* _Written exercise_: List each line of the data that holds the string "JSON".

++++++

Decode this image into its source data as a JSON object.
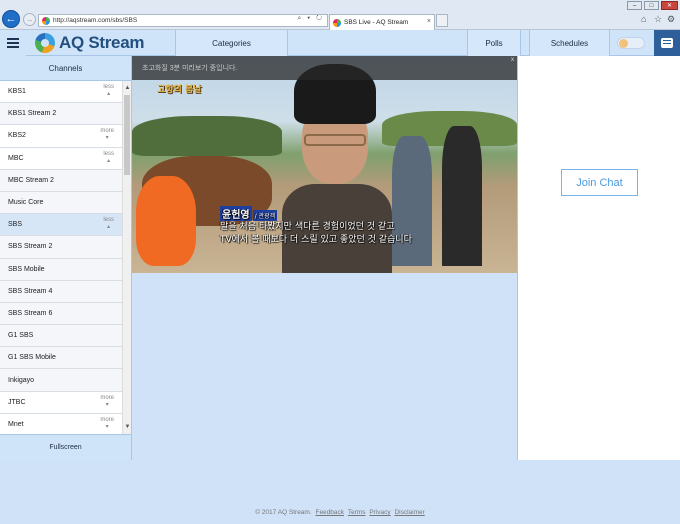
{
  "browser": {
    "url": "http://aqstream.com/sbs/SBS",
    "tab_title": "SBS Live - AQ Stream",
    "tab_close": "×",
    "addr_tools": "⌕ ▾ ↻",
    "back_glyph": "←",
    "forward_glyph": "→",
    "window_min": "–",
    "window_max": "□",
    "window_close": "✕",
    "home_glyph": "⌂",
    "star_glyph": "☆",
    "gear_glyph": "⚙"
  },
  "header": {
    "logo_text": "AQ Stream",
    "categories_label": "Categories",
    "polls_label": "Polls",
    "schedules_label": "Schedules"
  },
  "sidebar": {
    "title": "Channels",
    "footer_label": "Fullscreen",
    "items": [
      {
        "label": "KBS1",
        "toggle": "less"
      },
      {
        "label": "KBS1 Stream 2",
        "toggle": ""
      },
      {
        "label": "KBS2",
        "toggle": "more"
      },
      {
        "label": "MBC",
        "toggle": "less"
      },
      {
        "label": "MBC Stream 2",
        "toggle": ""
      },
      {
        "label": "Music Core",
        "toggle": ""
      },
      {
        "label": "SBS",
        "toggle": "less"
      },
      {
        "label": "SBS Stream 2",
        "toggle": ""
      },
      {
        "label": "SBS Mobile",
        "toggle": ""
      },
      {
        "label": "SBS Stream 4",
        "toggle": ""
      },
      {
        "label": "SBS Stream 6",
        "toggle": ""
      },
      {
        "label": "G1 SBS",
        "toggle": ""
      },
      {
        "label": "G1 SBS Mobile",
        "toggle": ""
      },
      {
        "label": "Inkigayo",
        "toggle": ""
      },
      {
        "label": "JTBC",
        "toggle": "more"
      },
      {
        "label": "Mnet",
        "toggle": "more"
      }
    ]
  },
  "video": {
    "notice": "초고화질 3분 미리보기 중입니다.",
    "close_glyph": "x",
    "show_logo": "고향의 봄날",
    "caption_name": "윤헌영",
    "caption_role": "/ 관광객",
    "caption_line1": "말을 처음 타봤지만 색다른 경험이었던 것 같고",
    "caption_line2": "TV에서 볼 때보다 더 스릴 있고 좋았던 것 같습니다"
  },
  "chat": {
    "join_label": "Join Chat"
  },
  "footer": {
    "copyright": "© 2017 AQ Stream.",
    "links": [
      "Feedback",
      "Terms",
      "Privacy",
      "Disclaimer"
    ]
  },
  "colors": {
    "accent": "#2e5f9a",
    "header_bg": "#d0e4f9",
    "join_chat": "#4b9ae0"
  }
}
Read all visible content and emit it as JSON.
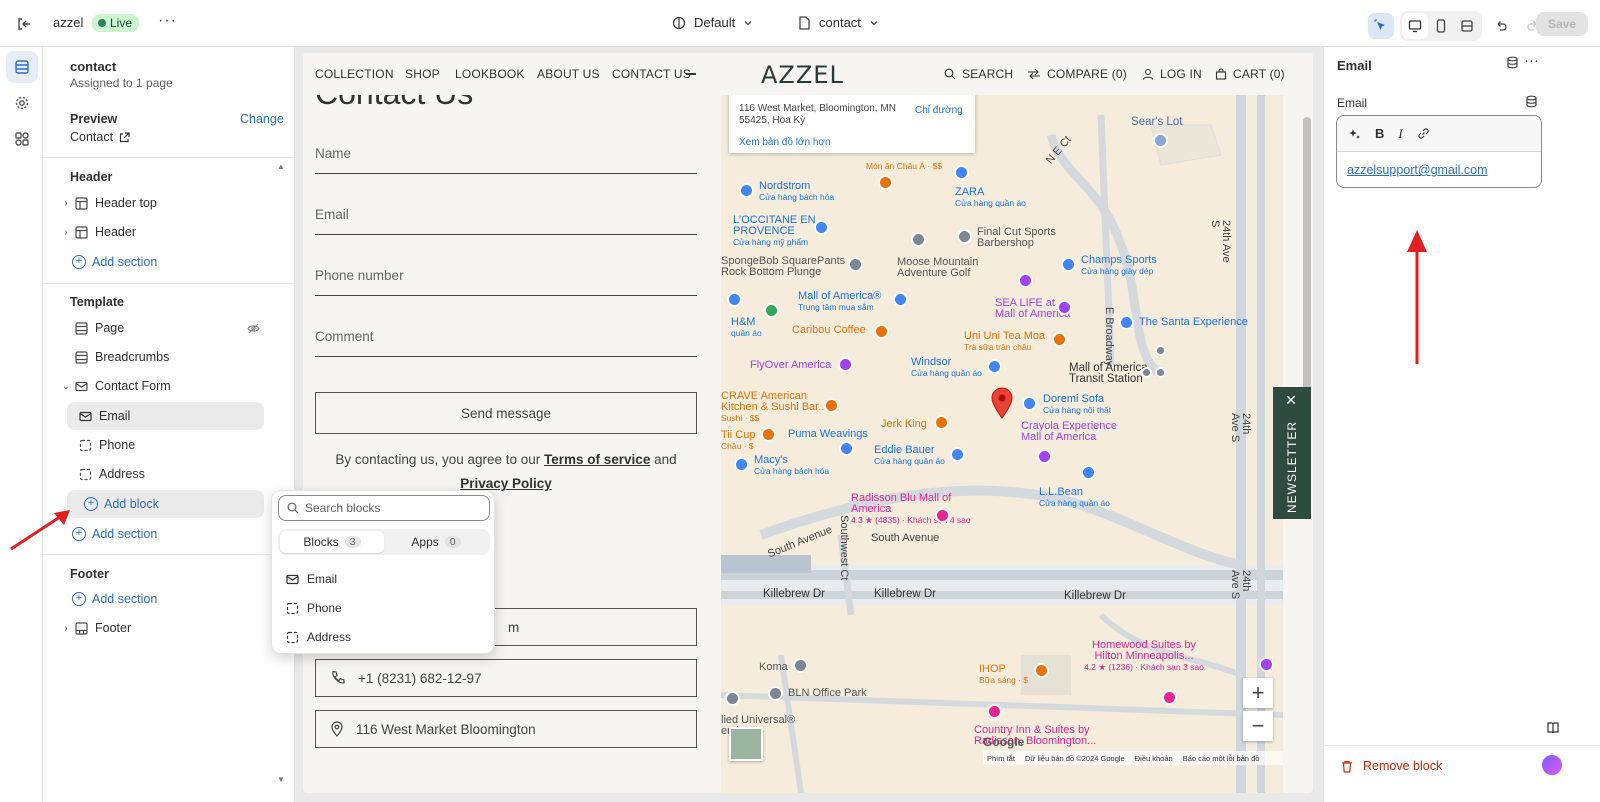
{
  "topbar": {
    "store_name": "azzel",
    "status": "Live",
    "more": "···",
    "theme": "Default",
    "page": "contact",
    "save": "Save"
  },
  "sidebar": {
    "title": "contact",
    "subtitle": "Assigned to 1 page",
    "preview_label": "Preview",
    "change": "Change",
    "preview_value": "Contact",
    "header_heading": "Header",
    "header_items": [
      "Header top",
      "Header"
    ],
    "add_section": "Add section",
    "template_heading": "Template",
    "template_items": [
      "Page",
      "Breadcrumbs",
      "Contact Form"
    ],
    "form_blocks": [
      "Email",
      "Phone",
      "Address"
    ],
    "add_block": "Add block",
    "footer_heading": "Footer",
    "footer_item": "Footer"
  },
  "popup": {
    "search_placeholder": "Search blocks",
    "tab_blocks": "Blocks",
    "tab_blocks_count": "3",
    "tab_apps": "Apps",
    "tab_apps_count": "0",
    "items": [
      "Email",
      "Phone",
      "Address"
    ]
  },
  "store": {
    "nav_left": [
      "COLLECTION",
      "SHOP",
      "LOOKBOOK",
      "ABOUT US",
      "CONTACT US"
    ],
    "logo": "AZZEL",
    "nav_right": [
      "SEARCH",
      "COMPARE (0)",
      "LOG IN",
      "CART (0)"
    ],
    "page_title": "Contact Us",
    "fields": [
      "Name",
      "Email",
      "Phone number",
      "Comment"
    ],
    "send": "Send message",
    "agree_pre": "By contacting us, you agree to our ",
    "terms": "Terms of service",
    "agree_and": " and",
    "privacy": "Privacy Policy",
    "info_email_tail": "m",
    "phone": "+1 (8231) 682-12-97",
    "address": "116 West Market Bloomington",
    "newsletter": "NEWSLETTER"
  },
  "map": {
    "card_address": "116 West Market, Bloomington, MN 55425, Hoa Kỳ",
    "card_directions": "Chỉ đường",
    "card_larger": "Xem bản đồ lớn hơn",
    "places": [
      {
        "name": "Sear's Lot",
        "sub": ""
      },
      {
        "name": "Món ăn Châu Á · $$",
        "sub": ""
      },
      {
        "name": "Nordstrom",
        "sub": "Cửa hàng bách hóa"
      },
      {
        "name": "ZARA",
        "sub": "Cửa hàng quần áo"
      },
      {
        "name": "L'OCCITANE EN PROVENCE",
        "sub": "Cửa hàng mỹ phẩm"
      },
      {
        "name": "Final Cut Sports Barbershop",
        "sub": ""
      },
      {
        "name": "SpongeBob SquarePants Rock Bottom Plunge",
        "sub": ""
      },
      {
        "name": "Moose Mountain Adventure Golf",
        "sub": ""
      },
      {
        "name": "Champs Sports",
        "sub": "Cửa hàng giày dép"
      },
      {
        "name": "Mall of America®",
        "sub": "Trung tâm mua sắm"
      },
      {
        "name": "H&M",
        "sub": "quần áo"
      },
      {
        "name": "SEA LIFE at Mall of America",
        "sub": ""
      },
      {
        "name": "The Santa Experience",
        "sub": ""
      },
      {
        "name": "Caribou Coffee",
        "sub": ""
      },
      {
        "name": "Uni Uni Tea Moa",
        "sub": "Trà sữa trân châu"
      },
      {
        "name": "FlyOver America",
        "sub": ""
      },
      {
        "name": "Windsor",
        "sub": "Cửa hàng quần áo"
      },
      {
        "name": "Mall of America Transit Station",
        "sub": ""
      },
      {
        "name": "CRAVE American Kitchen & Sushi Bar...",
        "sub": "Sushi · $$"
      },
      {
        "name": "Doremi Sofa",
        "sub": "Cửa hàng nội thất"
      },
      {
        "name": "Jerk King",
        "sub": ""
      },
      {
        "name": "Tii Cup",
        "sub": "Châu · $"
      },
      {
        "name": "Puma Weavings",
        "sub": ""
      },
      {
        "name": "Crayola Experience Mall of America",
        "sub": ""
      },
      {
        "name": "Eddie Bauer",
        "sub": "Cửa hàng quần áo"
      },
      {
        "name": "Macy's",
        "sub": "Cửa hàng bách hóa"
      },
      {
        "name": "L.L.Bean",
        "sub": "Cửa hàng quần áo"
      },
      {
        "name": "Radisson Blu Mall of America",
        "sub": "4.3 ★ (4835) · Khách sạn 4 sao"
      },
      {
        "name": "South Avenue",
        "sub": ""
      },
      {
        "name": "Killebrew Dr",
        "sub": ""
      },
      {
        "name": "Homewood Suites by Hilton Minneapolis...",
        "sub": "4.2 ★ (1236) · Khách sạn 3 sao"
      },
      {
        "name": "IHOP",
        "sub": "Bữa sáng · $"
      },
      {
        "name": "Koma",
        "sub": ""
      },
      {
        "name": "BLN Office Park",
        "sub": ""
      },
      {
        "name": "Country Inn & Suites by Radisson, Bloomington...",
        "sub": ""
      },
      {
        "name": "lied Universal® ervices",
        "sub": ""
      }
    ],
    "roads": [
      "24th Ave S",
      "E Broadway",
      "N E Ct",
      "Southwest Ct"
    ],
    "footer": [
      "Phím tắt",
      "Dữ liệu bản đồ ©2024 Google",
      "Điều khoản",
      "Báo cáo một lỗi bản đồ"
    ],
    "google": "Google"
  },
  "rightpanel": {
    "title": "Email",
    "field_label": "Email",
    "toolbar": [
      "B",
      "I"
    ],
    "email": "azzelsupport@gmail.com",
    "remove": "Remove block"
  },
  "colors": {
    "accent": "#2c6ecb",
    "live_bg": "#cdf5cf",
    "danger": "#c5280c",
    "newsletter_bg": "#2f4a3f",
    "annotation_arrow": "#e02020"
  }
}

++++++

* _Right answer_:
Decode this image into its source data as a JSON object.
Read all visible content and emit it as JSON.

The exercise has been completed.